■ Stated exercise: In the material below, the lines containing the word "name" are required; copy each of them.

■ Information supplied:
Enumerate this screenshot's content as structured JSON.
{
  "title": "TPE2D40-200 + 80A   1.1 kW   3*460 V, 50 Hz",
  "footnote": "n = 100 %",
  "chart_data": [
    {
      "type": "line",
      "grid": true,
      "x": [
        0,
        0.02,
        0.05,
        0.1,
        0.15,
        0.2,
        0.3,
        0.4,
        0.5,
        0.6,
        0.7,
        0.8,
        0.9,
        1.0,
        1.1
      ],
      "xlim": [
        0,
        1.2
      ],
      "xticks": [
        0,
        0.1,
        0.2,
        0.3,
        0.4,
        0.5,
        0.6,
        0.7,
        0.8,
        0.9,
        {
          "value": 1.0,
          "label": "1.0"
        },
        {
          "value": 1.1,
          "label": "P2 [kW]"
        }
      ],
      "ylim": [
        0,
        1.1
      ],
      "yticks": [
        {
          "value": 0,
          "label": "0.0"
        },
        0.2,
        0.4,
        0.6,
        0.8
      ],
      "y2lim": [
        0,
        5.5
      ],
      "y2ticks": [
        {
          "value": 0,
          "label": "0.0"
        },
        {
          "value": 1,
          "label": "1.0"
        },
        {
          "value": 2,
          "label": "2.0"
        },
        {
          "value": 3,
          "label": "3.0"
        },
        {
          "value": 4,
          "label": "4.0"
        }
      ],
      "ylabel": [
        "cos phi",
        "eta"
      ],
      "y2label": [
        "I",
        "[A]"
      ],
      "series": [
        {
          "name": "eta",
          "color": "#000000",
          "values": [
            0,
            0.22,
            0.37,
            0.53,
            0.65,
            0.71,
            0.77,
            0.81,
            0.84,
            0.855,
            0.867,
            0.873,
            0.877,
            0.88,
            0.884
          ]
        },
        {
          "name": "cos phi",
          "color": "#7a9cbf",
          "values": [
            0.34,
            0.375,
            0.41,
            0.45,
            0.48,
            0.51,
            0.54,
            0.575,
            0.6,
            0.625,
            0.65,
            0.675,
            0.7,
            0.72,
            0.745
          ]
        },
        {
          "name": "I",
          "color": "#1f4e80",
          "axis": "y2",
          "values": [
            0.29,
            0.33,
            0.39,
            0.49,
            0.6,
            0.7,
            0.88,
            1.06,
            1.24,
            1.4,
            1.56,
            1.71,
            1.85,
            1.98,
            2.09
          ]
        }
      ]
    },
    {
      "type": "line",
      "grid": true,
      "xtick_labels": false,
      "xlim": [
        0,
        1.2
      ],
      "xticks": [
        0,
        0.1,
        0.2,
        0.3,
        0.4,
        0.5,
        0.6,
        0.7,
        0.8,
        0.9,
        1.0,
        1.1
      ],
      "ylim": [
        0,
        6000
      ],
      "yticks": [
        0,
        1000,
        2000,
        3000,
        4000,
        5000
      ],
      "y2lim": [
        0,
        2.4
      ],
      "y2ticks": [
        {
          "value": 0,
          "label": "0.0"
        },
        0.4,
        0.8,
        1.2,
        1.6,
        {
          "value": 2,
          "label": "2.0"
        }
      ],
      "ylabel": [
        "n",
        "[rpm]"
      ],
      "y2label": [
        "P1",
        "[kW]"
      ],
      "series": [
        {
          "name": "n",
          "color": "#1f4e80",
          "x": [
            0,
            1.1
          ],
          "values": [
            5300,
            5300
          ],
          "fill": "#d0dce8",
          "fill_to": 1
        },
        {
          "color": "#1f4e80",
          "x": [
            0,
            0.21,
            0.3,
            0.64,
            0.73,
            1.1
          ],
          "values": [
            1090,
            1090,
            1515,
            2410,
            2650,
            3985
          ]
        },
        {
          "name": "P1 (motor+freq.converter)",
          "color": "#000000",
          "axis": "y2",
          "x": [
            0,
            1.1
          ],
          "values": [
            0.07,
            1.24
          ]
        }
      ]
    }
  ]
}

■ Answer to this exercise:
          "name": "eta",
          "name": "cos phi",
          "name": "I",
          "name": "n",
          "name": "P1 (motor+freq.converter)",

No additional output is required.